§ WHAT THE EXERCISE ASKS
Return the listing below word for word.
━━━━━━━━━━
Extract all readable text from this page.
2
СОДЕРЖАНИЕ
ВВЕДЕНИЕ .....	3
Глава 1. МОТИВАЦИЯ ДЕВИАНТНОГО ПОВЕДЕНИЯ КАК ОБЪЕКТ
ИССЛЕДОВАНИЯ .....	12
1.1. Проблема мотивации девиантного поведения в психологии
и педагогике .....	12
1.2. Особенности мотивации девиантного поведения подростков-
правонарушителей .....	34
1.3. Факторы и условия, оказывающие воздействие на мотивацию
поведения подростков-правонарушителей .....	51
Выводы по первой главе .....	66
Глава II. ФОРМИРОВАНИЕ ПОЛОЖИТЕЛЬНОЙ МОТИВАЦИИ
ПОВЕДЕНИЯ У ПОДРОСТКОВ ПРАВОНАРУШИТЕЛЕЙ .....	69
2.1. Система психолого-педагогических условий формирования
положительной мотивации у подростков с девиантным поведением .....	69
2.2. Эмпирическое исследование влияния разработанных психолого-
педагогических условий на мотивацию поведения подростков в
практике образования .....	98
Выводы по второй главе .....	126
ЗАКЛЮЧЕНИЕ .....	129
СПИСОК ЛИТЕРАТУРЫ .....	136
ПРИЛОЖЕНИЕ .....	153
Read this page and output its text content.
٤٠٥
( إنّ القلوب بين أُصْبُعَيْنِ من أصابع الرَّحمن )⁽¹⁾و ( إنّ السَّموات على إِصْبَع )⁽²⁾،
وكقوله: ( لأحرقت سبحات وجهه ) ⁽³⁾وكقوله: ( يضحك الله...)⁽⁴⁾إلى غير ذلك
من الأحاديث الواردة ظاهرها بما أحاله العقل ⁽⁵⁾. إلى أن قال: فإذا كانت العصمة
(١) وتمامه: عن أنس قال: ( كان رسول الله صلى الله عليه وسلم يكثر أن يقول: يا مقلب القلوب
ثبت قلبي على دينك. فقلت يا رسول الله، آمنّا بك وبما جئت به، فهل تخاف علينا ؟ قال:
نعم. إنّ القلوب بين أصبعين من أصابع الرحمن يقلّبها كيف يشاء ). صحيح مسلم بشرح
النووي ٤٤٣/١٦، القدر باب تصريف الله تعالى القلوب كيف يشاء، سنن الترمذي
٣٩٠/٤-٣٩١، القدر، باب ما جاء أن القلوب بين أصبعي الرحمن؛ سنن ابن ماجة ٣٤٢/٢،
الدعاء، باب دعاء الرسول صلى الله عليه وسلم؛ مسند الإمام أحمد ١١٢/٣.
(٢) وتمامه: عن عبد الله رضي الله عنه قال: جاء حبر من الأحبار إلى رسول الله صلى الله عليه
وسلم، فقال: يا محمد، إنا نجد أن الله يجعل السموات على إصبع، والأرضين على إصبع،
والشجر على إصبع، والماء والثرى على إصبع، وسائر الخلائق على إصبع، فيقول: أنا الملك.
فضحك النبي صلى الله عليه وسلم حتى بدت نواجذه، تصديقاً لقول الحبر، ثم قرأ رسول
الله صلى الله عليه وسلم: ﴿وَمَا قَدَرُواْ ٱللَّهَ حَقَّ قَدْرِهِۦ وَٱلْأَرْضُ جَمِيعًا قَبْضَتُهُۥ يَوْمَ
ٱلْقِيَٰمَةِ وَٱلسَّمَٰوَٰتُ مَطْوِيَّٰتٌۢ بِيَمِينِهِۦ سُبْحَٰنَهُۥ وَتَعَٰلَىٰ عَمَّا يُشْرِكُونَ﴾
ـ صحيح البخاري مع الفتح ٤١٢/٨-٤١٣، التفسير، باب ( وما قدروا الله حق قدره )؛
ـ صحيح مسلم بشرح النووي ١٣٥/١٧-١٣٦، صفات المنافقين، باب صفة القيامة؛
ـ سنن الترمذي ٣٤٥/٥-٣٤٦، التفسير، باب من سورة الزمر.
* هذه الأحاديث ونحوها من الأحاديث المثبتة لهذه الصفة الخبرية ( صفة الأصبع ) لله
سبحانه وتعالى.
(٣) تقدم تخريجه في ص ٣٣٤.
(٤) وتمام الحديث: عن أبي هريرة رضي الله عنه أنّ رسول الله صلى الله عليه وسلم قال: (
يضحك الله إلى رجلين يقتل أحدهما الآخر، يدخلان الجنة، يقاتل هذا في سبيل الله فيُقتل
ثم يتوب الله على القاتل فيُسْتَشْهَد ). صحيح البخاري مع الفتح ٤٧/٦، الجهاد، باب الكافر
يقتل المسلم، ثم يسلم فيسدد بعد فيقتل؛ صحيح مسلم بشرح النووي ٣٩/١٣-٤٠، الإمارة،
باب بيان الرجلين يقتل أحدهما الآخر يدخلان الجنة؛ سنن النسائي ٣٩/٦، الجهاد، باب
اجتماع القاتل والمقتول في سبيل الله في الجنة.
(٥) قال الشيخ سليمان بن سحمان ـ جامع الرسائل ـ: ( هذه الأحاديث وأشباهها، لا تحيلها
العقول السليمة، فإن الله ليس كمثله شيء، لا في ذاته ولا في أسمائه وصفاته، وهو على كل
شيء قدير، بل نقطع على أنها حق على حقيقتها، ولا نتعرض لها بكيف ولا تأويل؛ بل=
━━━━━━━━━━
§ RESULT OF THE EXERCISE
Extract all readable text from this page.
2
СОДЕРЖАНИЕ
ВВЕДЕНИЕ .....	3
Глава 1. МОТИВАЦИЯ ДЕВИАНТНОГО ПОВЕДЕНИЯ КАК ОБЪЕКТ
ИССЛЕДОВАНИЯ .....	12
1.1. Проблема мотивации девиантного поведения в психологии
и педагогике .....	12
1.2. Особенности мотивации девиантного поведения подростков-
правонарушителей .....	34
1.3. Факторы и условия, оказывающие воздействие на мотивацию
поведения подростков-правонарушителей .....	51
Выводы по первой главе .....	66
Глава II. ФОРМИРОВАНИЕ ПОЛОЖИТЕЛЬНОЙ МОТИВАЦИИ
ПОВЕДЕНИЯ У ПОДРОСТКОВ ПРАВОНАРУШИТЕЛЕЙ .....	69
2.1. Система психолого-педагогических условий формирования
положительной мотивации у подростков с девиантным поведением .....	69
2.2. Эмпирическое исследование влияния разработанных психолого-
педагогических условий на мотивацию поведения подростков в
практике образования .....	98
Выводы по второй главе .....	126
ЗАКЛЮЧЕНИЕ .....	129
СПИСОК ЛИТЕРАТУРЫ .....	136
ПРИЛОЖЕНИЕ .....	153
Read this page and output its text content.
٤٠٥
( إنّ القلوب بين أُصْبُعَيْنِ من أصابع الرَّحمن )⁽¹⁾و ( إنّ السَّموات على إِصْبَع )⁽²⁾،
وكقوله: ( لأحرقت سبحات وجهه ) ⁽³⁾وكقوله: ( يضحك الله...)⁽⁴⁾إلى غير ذلك
من الأحاديث الواردة ظاهرها بما أحاله العقل ⁽⁵⁾. إلى أن قال: فإذا كانت العصمة
(١) وتمامه: عن أنس قال: ( كان رسول الله صلى الله عليه وسلم يكثر أن يقول: يا مقلب القلوب
ثبت قلبي على دينك. فقلت يا رسول الله، آمنّا بك وبما جئت به، فهل تخاف علينا ؟ قال:
نعم. إنّ القلوب بين أصبعين من أصابع الرحمن يقلّبها كيف يشاء ). صحيح مسلم بشرح
النووي ٤٤٣/١٦، القدر باب تصريف الله تعالى القلوب كيف يشاء، سنن الترمذي
٣٩٠/٤-٣٩١، القدر، باب ما جاء أن القلوب بين أصبعي الرحمن؛ سنن ابن ماجة ٣٤٢/٢،
الدعاء، باب دعاء الرسول صلى الله عليه وسلم؛ مسند الإمام أحمد ١١٢/٣.
(٢) وتمامه: عن عبد الله رضي الله عنه قال: جاء حبر من الأحبار إلى رسول الله صلى الله عليه
وسلم، فقال: يا محمد، إنا نجد أن الله يجعل السموات على إصبع، والأرضين على إصبع،
والشجر على إصبع، والماء والثرى على إصبع، وسائر الخلائق على إصبع، فيقول: أنا الملك.
فضحك النبي صلى الله عليه وسلم حتى بدت نواجذه، تصديقاً لقول الحبر، ثم قرأ رسول
الله صلى الله عليه وسلم: ﴿وَمَا قَدَرُواْ ٱللَّهَ حَقَّ قَدْرِهِۦ وَٱلْأَرْضُ جَمِيعًا قَبْضَتُهُۥ يَوْمَ
ٱلْقِيَٰمَةِ وَٱلسَّمَٰوَٰتُ مَطْوِيَّٰتٌۢ بِيَمِينِهِۦ سُبْحَٰنَهُۥ وَتَعَٰلَىٰ عَمَّا يُشْرِكُونَ﴾
ـ صحيح البخاري مع الفتح ٤١٢/٨-٤١٣، التفسير، باب ( وما قدروا الله حق قدره )؛
ـ صحيح مسلم بشرح النووي ١٣٥/١٧-١٣٦، صفات المنافقين، باب صفة القيامة؛
ـ سنن الترمذي ٣٤٥/٥-٣٤٦، التفسير، باب من سورة الزمر.
* هذه الأحاديث ونحوها من الأحاديث المثبتة لهذه الصفة الخبرية ( صفة الأصبع ) لله
سبحانه وتعالى.
(٣) تقدم تخريجه في ص ٣٣٤.
(٤) وتمام الحديث: عن أبي هريرة رضي الله عنه أنّ رسول الله صلى الله عليه وسلم قال: (
يضحك الله إلى رجلين يقتل أحدهما الآخر، يدخلان الجنة، يقاتل هذا في سبيل الله فيُقتل
ثم يتوب الله على القاتل فيُسْتَشْهَد ). صحيح البخاري مع الفتح ٤٧/٦، الجهاد، باب الكافر
يقتل المسلم، ثم يسلم فيسدد بعد فيقتل؛ صحيح مسلم بشرح النووي ٣٩/١٣-٤٠، الإمارة،
باب بيان الرجلين يقتل أحدهما الآخر يدخلان الجنة؛ سنن النسائي ٣٩/٦، الجهاد، باب
اجتماع القاتل والمقتول في سبيل الله في الجنة.
(٥) قال الشيخ سليمان بن سحمان ـ جامع الرسائل ـ: ( هذه الأحاديث وأشباهها، لا تحيلها
العقول السليمة، فإن الله ليس كمثله شيء، لا في ذاته ولا في أسمائه وصفاته، وهو على كل
شيء قدير، بل نقطع على أنها حق على حقيقتها، ولا نتعرض لها بكيف ولا تأويل؛ بل=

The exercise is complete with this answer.